WORK REQUIRED –
Give back the full listing, character for character, with no pictures.
--- BEGIN GIVEN DATA ---
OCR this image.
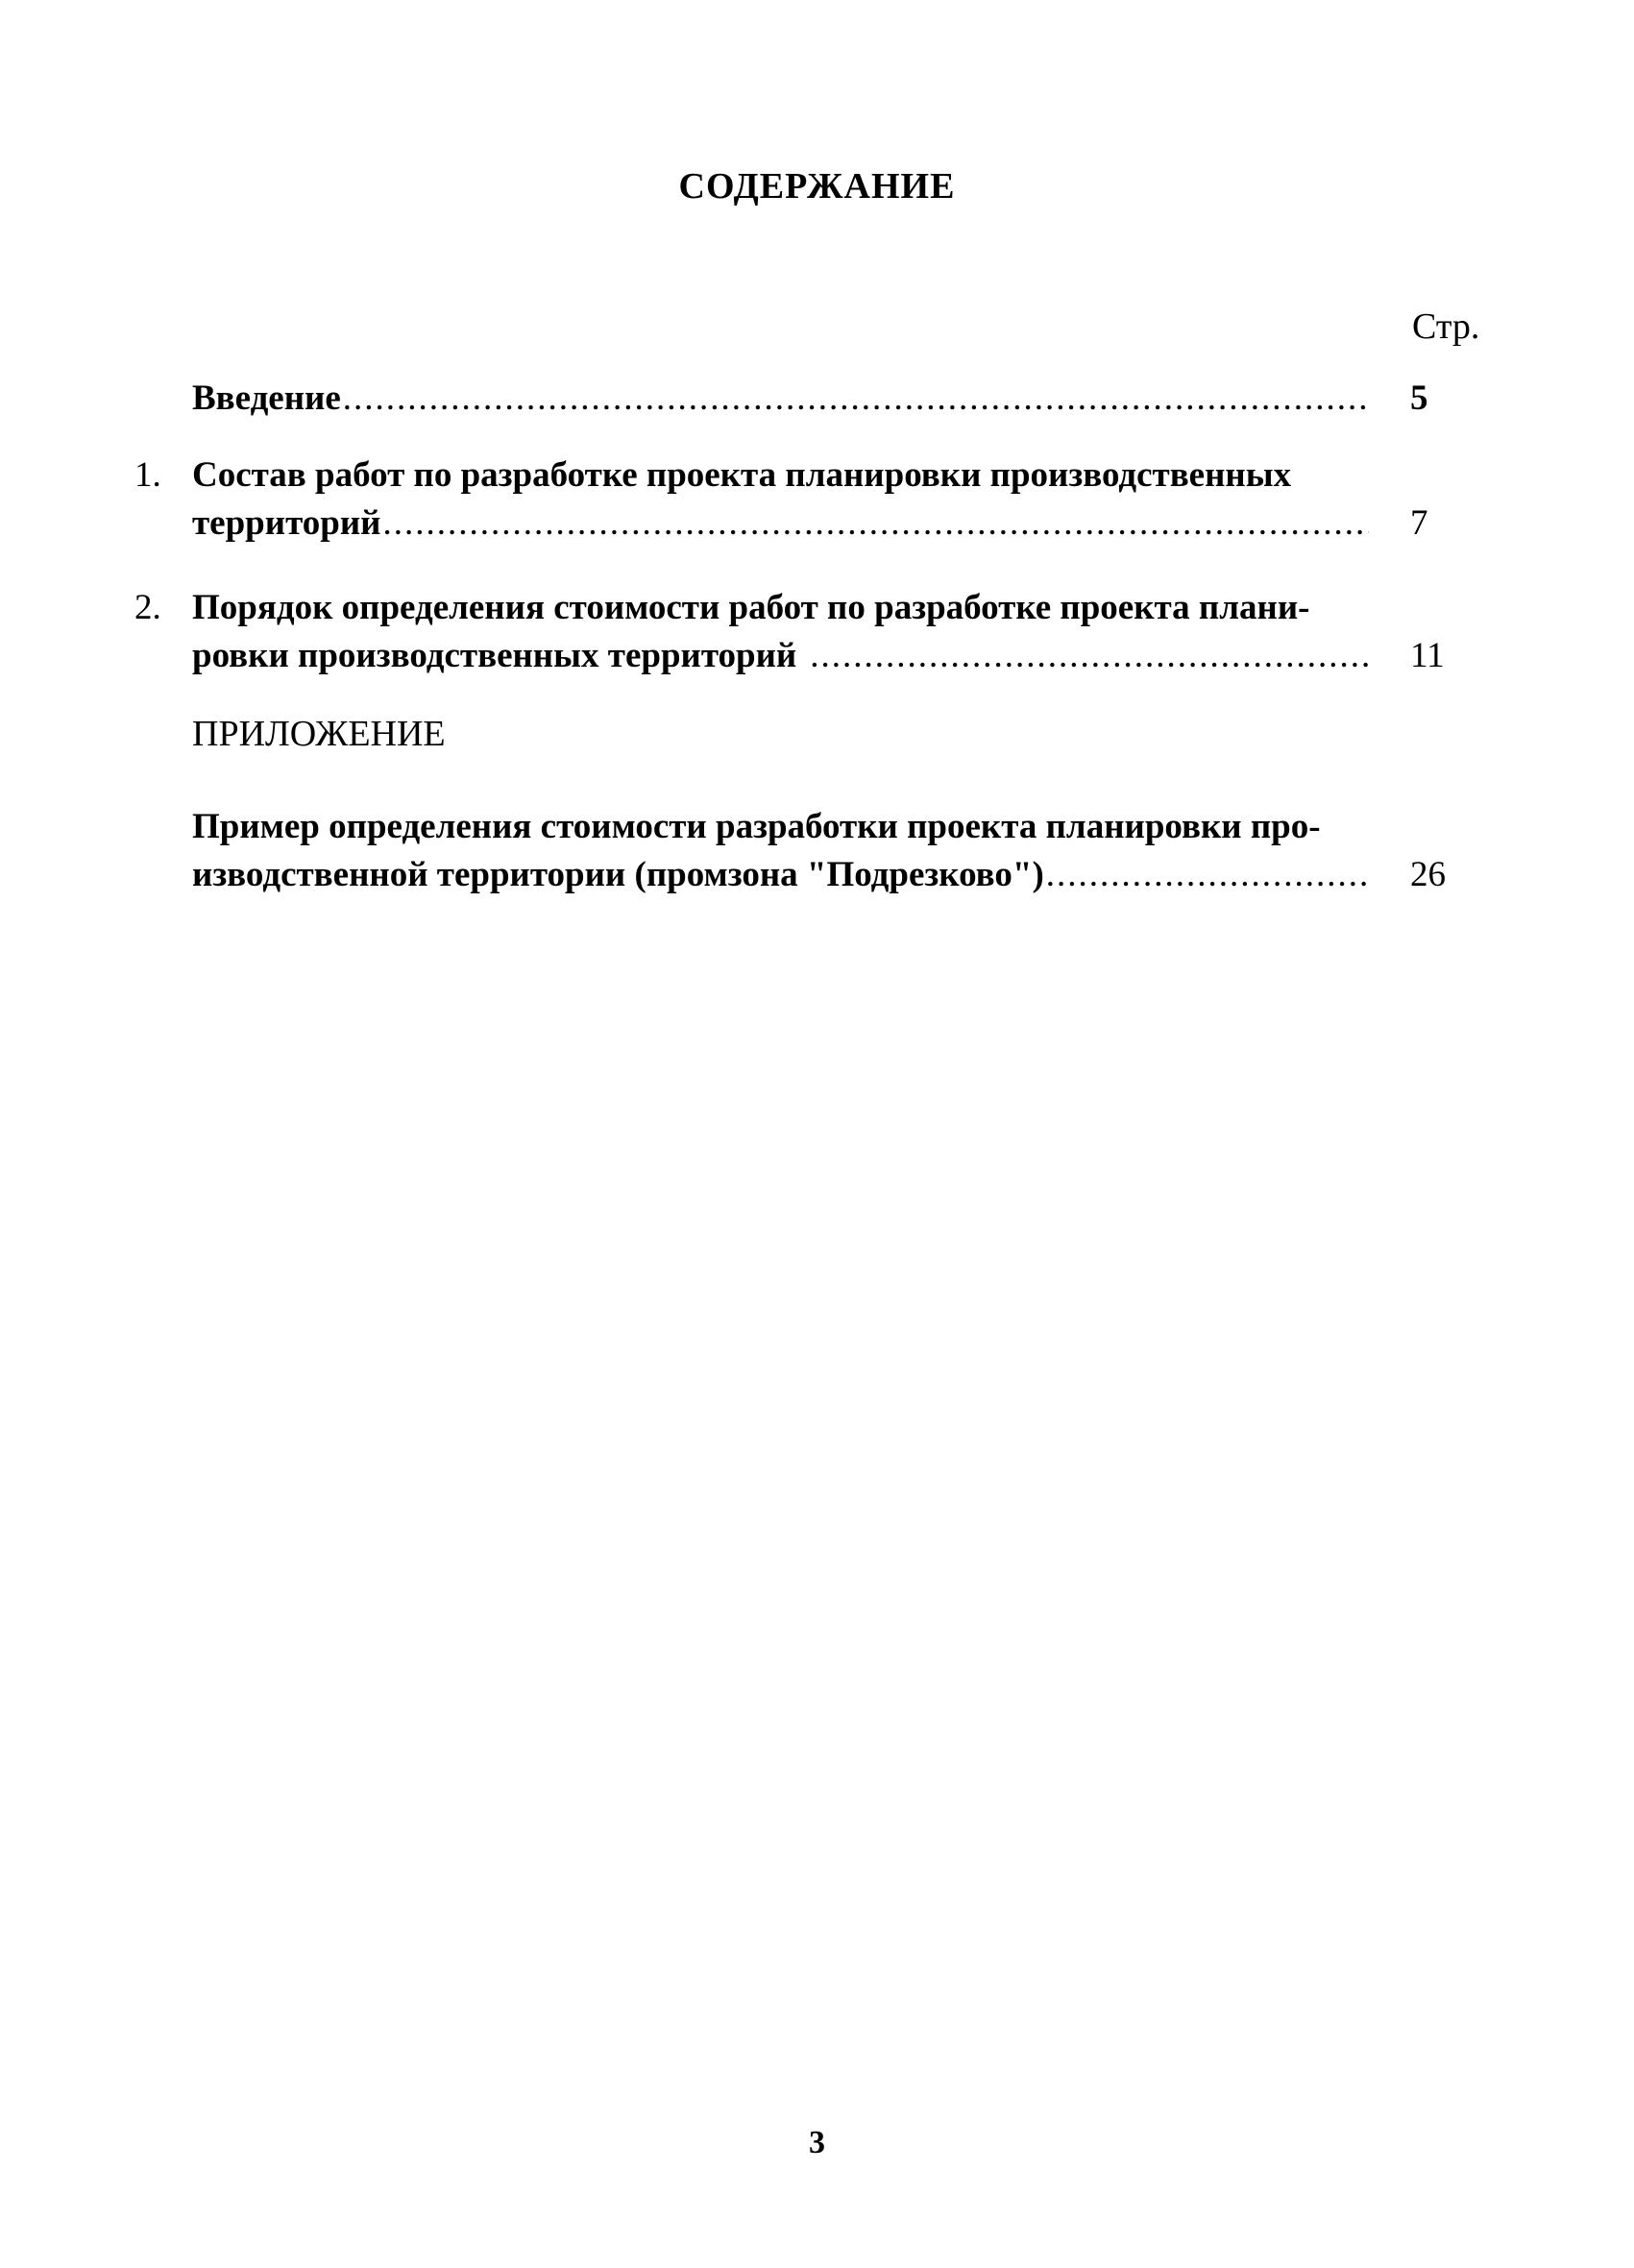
СОДЕРЖАНИЕ
Стр.
Введение .....	5
1. Состав работ по разработке проекта планировки производственных
территорий .....	7
2. Порядок определения стоимости работ по разработке проекта плани-
ровки производственных территорий .....	11
ПРИЛОЖЕНИЕ
Пример определения стоимости разработки проекта планировки про-
изводственной территории (промзона "Подрезково") .....	26
3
--- END GIVEN DATA ---
RESPONSE TO THE TASK –
OCR this image.
СОДЕРЖАНИЕ
Стр.
Введение .....	5
1. Состав работ по разработке проекта планировки производственных
территорий .....	7
2. Порядок определения стоимости работ по разработке проекта плани-
ровки производственных территорий .....	11
ПРИЛОЖЕНИЕ
Пример определения стоимости разработки проекта планировки про-
изводственной территории (промзона "Подрезково") .....	26
3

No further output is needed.